## [Goal of the exercise]
Gather the lines that hold the string "value".
-- Start The input --
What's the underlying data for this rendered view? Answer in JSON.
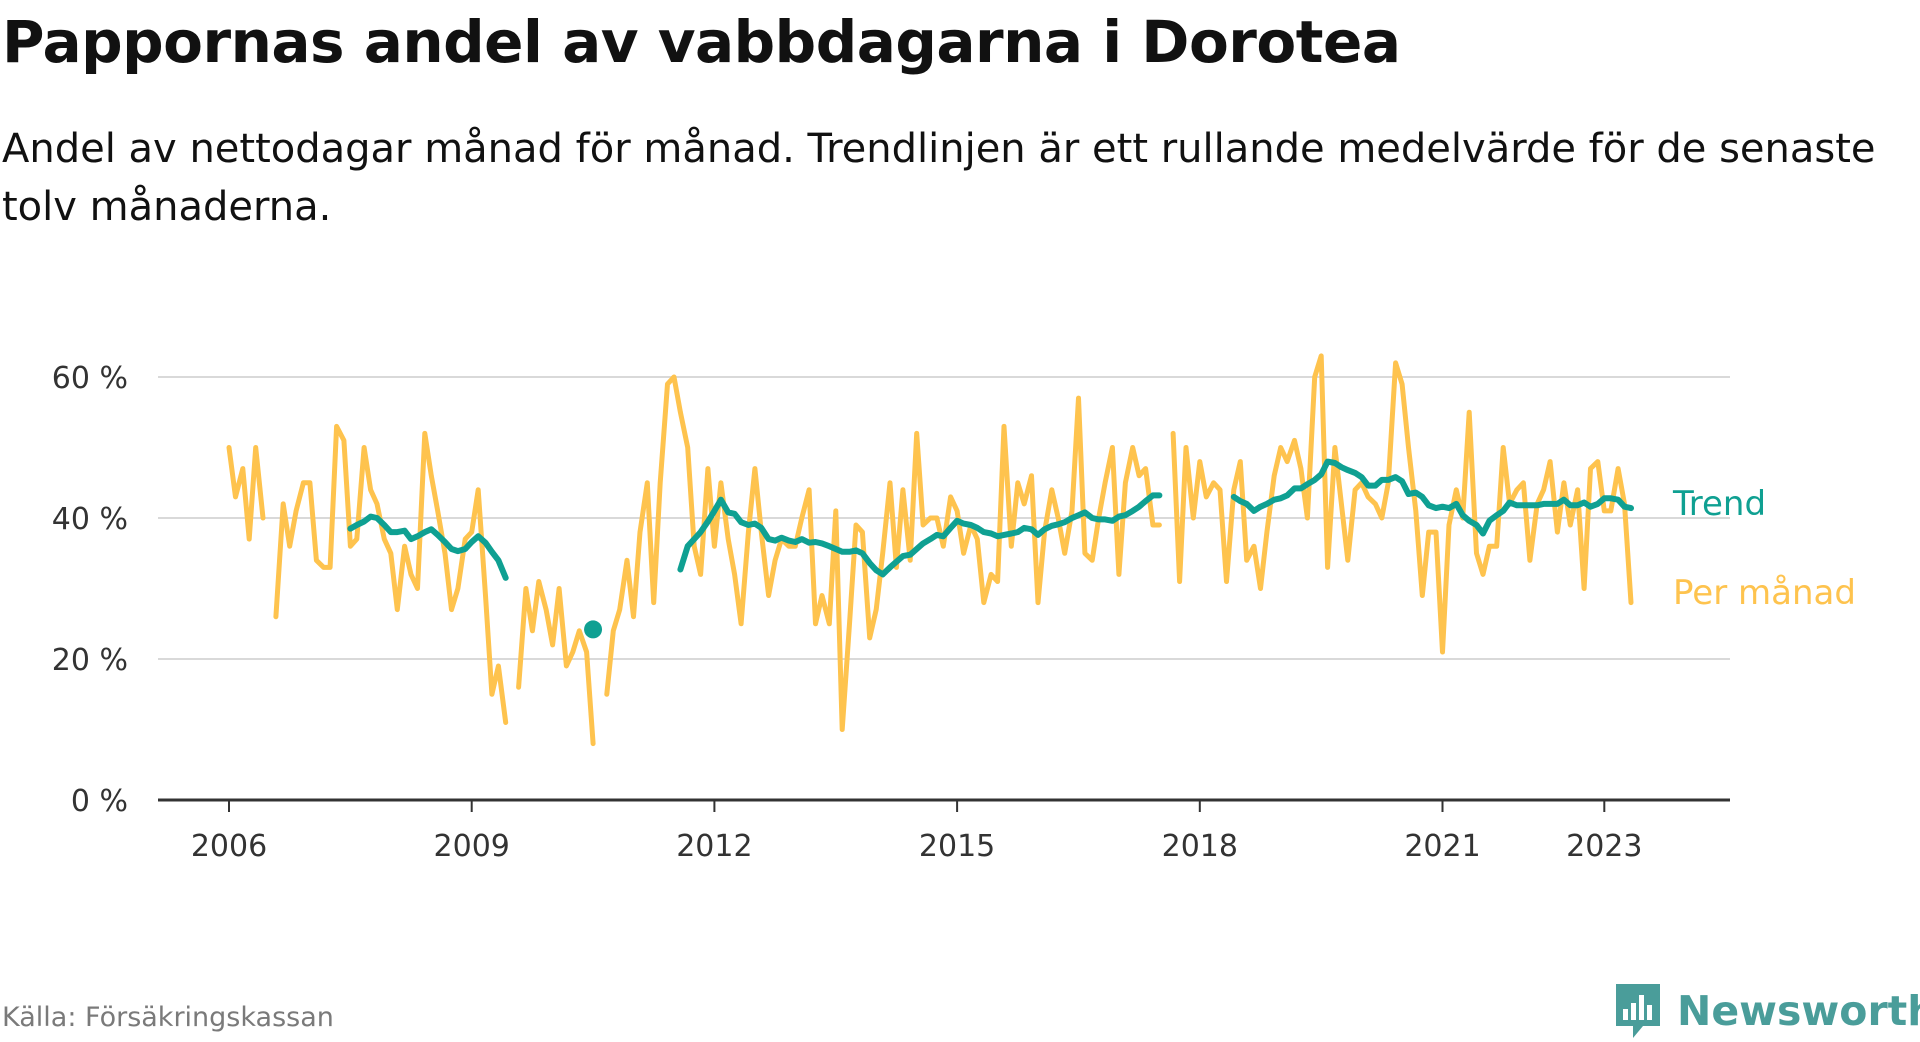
{
  "title": "Pappornas andel av vabbdagarna i Dorotea",
  "subtitle": "Andel av nettodagar månad för månad. Trendlinjen är ett rullande medelvärde för de senaste tolv månaderna.",
  "source": "Källa: Försäkringskassan",
  "brand": {
    "name": "Newsworthy",
    "icon": "newsworthy-logo-icon"
  },
  "colors": {
    "monthly": "#FEC34E",
    "trend": "#0FA092",
    "grid": "#d9d9d9",
    "axis": "#333333"
  },
  "chart_data": {
    "type": "line",
    "ylim": [
      0,
      60
    ],
    "y_ticks": [
      {
        "value": 0,
        "label": "0 %"
      },
      {
        "value": 20,
        "label": "20 %"
      },
      {
        "value": 40,
        "label": "40 %"
      },
      {
        "value": 60,
        "label": "60 %"
      }
    ],
    "x_ticks": [
      {
        "value": 2006,
        "label": "2006"
      },
      {
        "value": 2009,
        "label": "2009"
      },
      {
        "value": 2012,
        "label": "2012"
      },
      {
        "value": 2015,
        "label": "2015"
      },
      {
        "value": 2018,
        "label": "2018"
      },
      {
        "value": 2021,
        "label": "2021"
      },
      {
        "value": 2023,
        "label": "2023"
      }
    ],
    "series": [
      {
        "name": "Per månad",
        "color": "#FEC34E",
        "segments": [
          {
            "x": [
              2006.0,
              2006.08,
              2006.17,
              2006.25,
              2006.33,
              2006.42
            ],
            "y": [
              50,
              43,
              47,
              37,
              50,
              40
            ]
          },
          {
            "x": [
              2006.58,
              2006.67,
              2006.75,
              2006.83,
              2006.92,
              2007.0,
              2007.08,
              2007.17,
              2007.25,
              2007.33,
              2007.42,
              2007.5,
              2007.58,
              2007.67,
              2007.75,
              2007.83,
              2007.92,
              2008.0,
              2008.08,
              2008.17,
              2008.25,
              2008.33,
              2008.42,
              2008.5,
              2008.58,
              2008.67,
              2008.75,
              2008.83,
              2008.92,
              2009.0,
              2009.08,
              2009.17,
              2009.25,
              2009.33,
              2009.42
            ],
            "y": [
              26,
              42,
              36,
              41,
              45,
              45,
              34,
              33,
              33,
              53,
              51,
              36,
              37,
              50,
              44,
              42,
              37,
              35,
              27,
              36,
              32,
              30,
              52,
              46,
              41,
              35,
              27,
              30,
              37,
              38,
              44,
              29,
              15,
              19,
              11
            ]
          },
          {
            "x": [
              2009.58,
              2009.67,
              2009.75,
              2009.83,
              2009.92,
              2010.0,
              2010.08,
              2010.17,
              2010.25,
              2010.33,
              2010.42,
              2010.5
            ],
            "y": [
              16,
              30,
              24,
              31,
              27,
              22,
              30,
              19,
              21,
              24,
              21,
              8
            ]
          },
          {
            "x": [
              2010.67,
              2010.75,
              2010.83,
              2010.92,
              2011.0,
              2011.08,
              2011.17,
              2011.25,
              2011.33,
              2011.42,
              2011.5,
              2011.58,
              2011.67,
              2011.75,
              2011.83,
              2011.92,
              2012.0,
              2012.08,
              2012.17,
              2012.25,
              2012.33,
              2012.42,
              2012.5,
              2012.58,
              2012.67,
              2012.75,
              2012.83,
              2012.92,
              2013.0,
              2013.08,
              2013.17,
              2013.25,
              2013.33,
              2013.42,
              2013.5,
              2013.58,
              2013.67,
              2013.75,
              2013.83,
              2013.92,
              2014.0,
              2014.08,
              2014.17,
              2014.25,
              2014.33,
              2014.42,
              2014.5,
              2014.58,
              2014.67,
              2014.75,
              2014.83,
              2014.92,
              2015.0,
              2015.08,
              2015.17,
              2015.25,
              2015.33,
              2015.42,
              2015.5,
              2015.58,
              2015.67,
              2015.75,
              2015.83,
              2015.92,
              2016.0,
              2016.08,
              2016.17,
              2016.25,
              2016.33,
              2016.42,
              2016.5,
              2016.58,
              2016.67,
              2016.75,
              2016.83,
              2016.92,
              2017.0,
              2017.08,
              2017.17,
              2017.25,
              2017.33,
              2017.42,
              2017.5
            ],
            "y": [
              15,
              24,
              27,
              34,
              26,
              38,
              45,
              28,
              45,
              59,
              60,
              55,
              50,
              36,
              32,
              47,
              36,
              45,
              37,
              32,
              25,
              38,
              47,
              38,
              29,
              34,
              37,
              36,
              36,
              40,
              44,
              25,
              29,
              25,
              41,
              10,
              25,
              39,
              38,
              23,
              27,
              35,
              45,
              33,
              44,
              34,
              52,
              39,
              40,
              40,
              36,
              43,
              41,
              35,
              39,
              37,
              28,
              32,
              31,
              53,
              36,
              45,
              42,
              46,
              28,
              38,
              44,
              40,
              35,
              41,
              57,
              35,
              34,
              40,
              45,
              50,
              32,
              45,
              50,
              46,
              47,
              39,
              39
            ]
          },
          {
            "x": [
              2017.67,
              2017.75,
              2017.83,
              2017.92,
              2018.0,
              2018.08,
              2018.17,
              2018.25,
              2018.33,
              2018.42,
              2018.5,
              2018.58,
              2018.67,
              2018.75,
              2018.83,
              2018.92,
              2019.0,
              2019.08,
              2019.17,
              2019.25,
              2019.33,
              2019.42,
              2019.5,
              2019.58,
              2019.67,
              2019.75,
              2019.83,
              2019.92,
              2020.0,
              2020.08,
              2020.17,
              2020.25,
              2020.33,
              2020.42,
              2020.5,
              2020.58,
              2020.67,
              2020.75,
              2020.83,
              2020.92,
              2021.0,
              2021.08,
              2021.17,
              2021.25,
              2021.33,
              2021.42,
              2021.5,
              2021.58,
              2021.67,
              2021.75,
              2021.83,
              2021.92,
              2022.0,
              2022.08,
              2022.17,
              2022.25,
              2022.33,
              2022.42,
              2022.5,
              2022.58,
              2022.67,
              2022.75,
              2022.83,
              2022.92,
              2023.0,
              2023.08,
              2023.17,
              2023.25,
              2023.33
            ],
            "y": [
              52,
              31,
              50,
              40,
              48,
              43,
              45,
              44,
              31,
              44,
              48,
              34,
              36,
              30,
              38,
              46,
              50,
              48,
              51,
              47,
              40,
              60,
              63,
              33,
              50,
              42,
              34,
              44,
              45,
              43,
              42,
              40,
              45,
              62,
              59,
              50,
              41,
              29,
              38,
              38,
              21,
              39,
              44,
              40,
              55,
              35,
              32,
              36,
              36,
              50,
              42,
              44,
              45,
              34,
              42,
              44,
              48,
              38,
              45,
              39,
              44,
              30,
              47,
              48,
              41,
              41,
              47,
              42,
              28
            ]
          }
        ]
      },
      {
        "name": "Trend",
        "color": "#0FA092",
        "segments": [
          {
            "x": [
              2007.5,
              2007.58,
              2007.67,
              2007.75,
              2007.83,
              2007.92,
              2008.0,
              2008.08,
              2008.17,
              2008.25,
              2008.33,
              2008.42,
              2008.5,
              2008.58,
              2008.67,
              2008.75,
              2008.83,
              2008.92,
              2009.0,
              2009.08,
              2009.17,
              2009.25,
              2009.33,
              2009.42
            ],
            "y": [
              38.5,
              39,
              39.5,
              40.2,
              40,
              39,
              38,
              38,
              38.2,
              37,
              37.4,
              38,
              38.4,
              37.6,
              36.6,
              35.6,
              35.3,
              35.6,
              36.6,
              37.4,
              36.5,
              35.2,
              34,
              31.5
            ]
          },
          {
            "x": [
              2010.5
            ],
            "y": [
              24.2
            ]
          },
          {
            "x": [
              2011.58,
              2011.67,
              2011.75,
              2011.83,
              2011.92,
              2012.0,
              2012.08,
              2012.17,
              2012.25,
              2012.33,
              2012.42,
              2012.5,
              2012.58,
              2012.67,
              2012.75,
              2012.83,
              2012.92,
              2013.0,
              2013.08,
              2013.17,
              2013.25,
              2013.33,
              2013.42,
              2013.5,
              2013.58,
              2013.67,
              2013.75,
              2013.83,
              2013.92,
              2014.0,
              2014.08,
              2014.17,
              2014.25,
              2014.33,
              2014.42,
              2014.5,
              2014.58,
              2014.67,
              2014.75,
              2014.83,
              2014.92,
              2015.0,
              2015.08,
              2015.17,
              2015.25,
              2015.33,
              2015.42,
              2015.5,
              2015.58,
              2015.67,
              2015.75,
              2015.83,
              2015.92,
              2016.0,
              2016.08,
              2016.17,
              2016.25,
              2016.33,
              2016.42,
              2016.5,
              2016.58,
              2016.67,
              2016.75,
              2016.83,
              2016.92,
              2017.0,
              2017.08,
              2017.17,
              2017.25,
              2017.33,
              2017.42,
              2017.5
            ],
            "y": [
              32.7,
              36,
              37,
              38,
              39.5,
              41,
              42.6,
              40.8,
              40.6,
              39.4,
              39,
              39.2,
              38.6,
              37,
              36.8,
              37.2,
              36.8,
              36.6,
              37,
              36.5,
              36.6,
              36.4,
              36,
              35.6,
              35.2,
              35.2,
              35.4,
              35,
              33.6,
              32.6,
              32,
              33,
              33.8,
              34.6,
              34.8,
              35.6,
              36.4,
              37,
              37.6,
              37.4,
              38.6,
              39.6,
              39.2,
              39,
              38.6,
              38,
              37.8,
              37.4,
              37.6,
              37.8,
              38,
              38.6,
              38.4,
              37.6,
              38.4,
              38.9,
              39.1,
              39.4,
              40,
              40.4,
              40.8,
              40,
              39.8,
              39.8,
              39.6,
              40.2,
              40.4,
              41,
              41.6,
              42.4,
              43.2,
              43.2
            ]
          },
          {
            "x": [
              2018.42,
              2018.5,
              2018.58,
              2018.67,
              2018.75,
              2018.83,
              2018.92,
              2019.0,
              2019.08,
              2019.17,
              2019.25,
              2019.33,
              2019.42,
              2019.5,
              2019.58,
              2019.67,
              2019.75,
              2019.83,
              2019.92,
              2020.0,
              2020.08,
              2020.17,
              2020.25,
              2020.33,
              2020.42,
              2020.5,
              2020.58,
              2020.67,
              2020.75,
              2020.83,
              2020.92,
              2021.0,
              2021.08,
              2021.17,
              2021.25,
              2021.33,
              2021.42,
              2021.5,
              2021.58,
              2021.67,
              2021.75,
              2021.83,
              2021.92,
              2022.0,
              2022.08,
              2022.17,
              2022.25,
              2022.33,
              2022.42,
              2022.5,
              2022.58,
              2022.67,
              2022.75,
              2022.83,
              2022.92,
              2023.0,
              2023.08,
              2023.17,
              2023.25,
              2023.33
            ],
            "y": [
              43,
              42.4,
              42,
              41,
              41.6,
              42,
              42.6,
              42.8,
              43.2,
              44.2,
              44.2,
              44.8,
              45.4,
              46.2,
              48,
              47.8,
              47.2,
              46.8,
              46.4,
              45.8,
              44.6,
              44.6,
              45.4,
              45.4,
              45.8,
              45.2,
              43.4,
              43.6,
              43,
              41.8,
              41.4,
              41.6,
              41.4,
              42,
              40.4,
              39.6,
              39,
              37.8,
              39.6,
              40.4,
              41,
              42.2,
              41.8,
              41.8,
              41.8,
              41.8,
              42,
              42,
              42,
              42.6,
              41.8,
              41.8,
              42.2,
              41.6,
              42,
              42.8,
              42.8,
              42.6,
              41.6,
              41.4
            ]
          }
        ]
      }
    ]
  }
}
-- End The input --
## [Result for this exercise]
        "value": 0,
        "value": 20,
        "value": 40,
        "value": 60,
        "value": 2006,
        "value": 2009,
        "value": 2012,
        "value": 2015,
        "value": 2018,
        "value": 2021,
        "value": 2023,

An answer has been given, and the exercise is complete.